> [WRITTEN INSTRUCTION]
Output all the material that follows, exactly as given.
──────── PROVIDED INFORMATION ────────
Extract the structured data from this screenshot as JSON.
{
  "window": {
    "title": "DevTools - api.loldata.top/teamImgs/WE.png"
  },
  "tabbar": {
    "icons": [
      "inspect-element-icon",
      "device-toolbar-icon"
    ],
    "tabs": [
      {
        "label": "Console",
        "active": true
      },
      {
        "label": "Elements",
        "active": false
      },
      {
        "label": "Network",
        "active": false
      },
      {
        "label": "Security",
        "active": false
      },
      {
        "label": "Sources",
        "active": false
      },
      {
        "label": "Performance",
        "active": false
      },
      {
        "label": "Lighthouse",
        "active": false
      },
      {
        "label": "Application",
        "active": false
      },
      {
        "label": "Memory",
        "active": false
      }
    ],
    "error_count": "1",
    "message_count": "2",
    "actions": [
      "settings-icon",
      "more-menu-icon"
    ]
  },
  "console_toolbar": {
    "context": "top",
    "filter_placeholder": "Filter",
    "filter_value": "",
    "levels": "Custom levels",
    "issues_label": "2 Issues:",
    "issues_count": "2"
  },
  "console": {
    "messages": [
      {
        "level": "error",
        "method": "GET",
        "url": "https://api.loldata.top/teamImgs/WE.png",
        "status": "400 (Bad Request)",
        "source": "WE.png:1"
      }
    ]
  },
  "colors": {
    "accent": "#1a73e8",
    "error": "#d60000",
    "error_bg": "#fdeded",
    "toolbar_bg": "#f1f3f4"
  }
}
────────
> [SOLUTION TO THIS EXERCISE]
Extract the structured data from this screenshot as JSON.
{
  "window": {
    "title": "DevTools - api.loldata.top/teamImgs/WE.png"
  },
  "tabbar": {
    "icons": [
      "inspect-element-icon",
      "device-toolbar-icon"
    ],
    "tabs": [
      {
        "label": "Console",
        "active": true
      },
      {
        "label": "Elements",
        "active": false
      },
      {
        "label": "Network",
        "active": false
      },
      {
        "label": "Security",
        "active": false
      },
      {
        "label": "Sources",
        "active": false
      },
      {
        "label": "Performance",
        "active": false
      },
      {
        "label": "Lighthouse",
        "active": false
      },
      {
        "label": "Application",
        "active": false
      },
      {
        "label": "Memory",
        "active": false
      }
    ],
    "error_count": "1",
    "message_count": "2",
    "actions": [
      "settings-icon",
      "more-menu-icon"
    ]
  },
  "console_toolbar": {
    "context": "top",
    "filter_placeholder": "Filter",
    "filter_value": "",
    "levels": "Custom levels",
    "issues_label": "2 Issues:",
    "issues_count": "2"
  },
  "console": {
    "messages": [
      {
        "level": "error",
        "method": "GET",
        "url": "https://api.loldata.top/teamImgs/WE.png",
        "status": "400 (Bad Request)",
        "source": "WE.png:1"
      }
    ]
  },
  "colors": {
    "accent": "#1a73e8",
    "error": "#d60000",
    "error_bg": "#fdeded",
    "toolbar_bg": "#f1f3f4"
  }
}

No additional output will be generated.